>> Begin EXCERPTED RECORDS

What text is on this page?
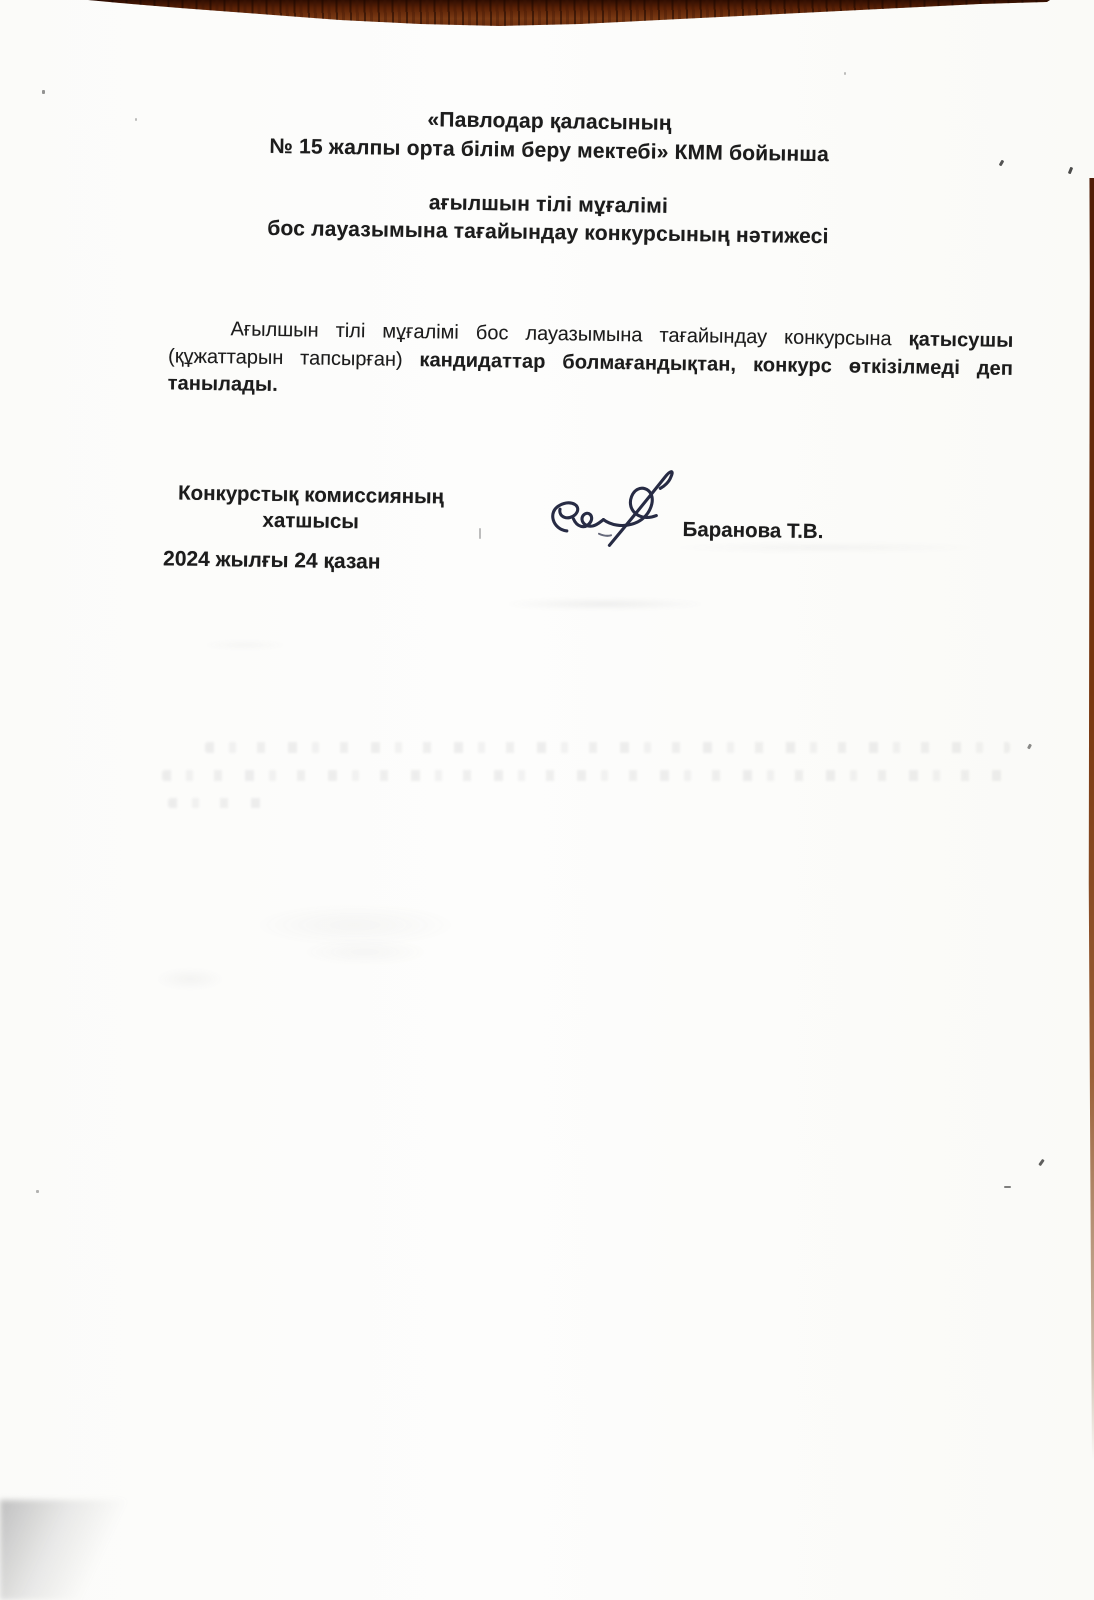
«Павлодар қаласының
№ 15 жалпы орта білім беру мектебі» КММ бойынша
ағылшын тілі мұғалімі
бос лауазымына тағайындау конкурсының нәтижесі
Ағылшын тілі мұғалімі бос лауазымына тағайындау конкурсына қатысушы
(құжаттарын тапсырған) кандидаттар болмағандықтан, конкурс өткізілмеді деп
танылады.
Конкурстық комиссияның
хатшысы	Баранова Т.В.
2024 жылғы 24 қазан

>> End EXCERPTED RECORDS

- _WRITTEN REQUEST_:
All the material shown above is to be copied exactly, with no pictures carried over.

- _SOLUTION FOR THIS TASK_:
What text is on this page?
«Павлодар қаласының
№ 15 жалпы орта білім беру мектебі» КММ бойынша
ағылшын тілі мұғалімі
бос лауазымына тағайындау конкурсының нәтижесі
Ағылшын тілі мұғалімі бос лауазымына тағайындау конкурсына қатысушы
(құжаттарын тапсырған) кандидаттар болмағандықтан, конкурс өткізілмеді деп
танылады.
Конкурстық комиссияның
хатшысы	Баранова Т.В.
2024 жылғы 24 қазан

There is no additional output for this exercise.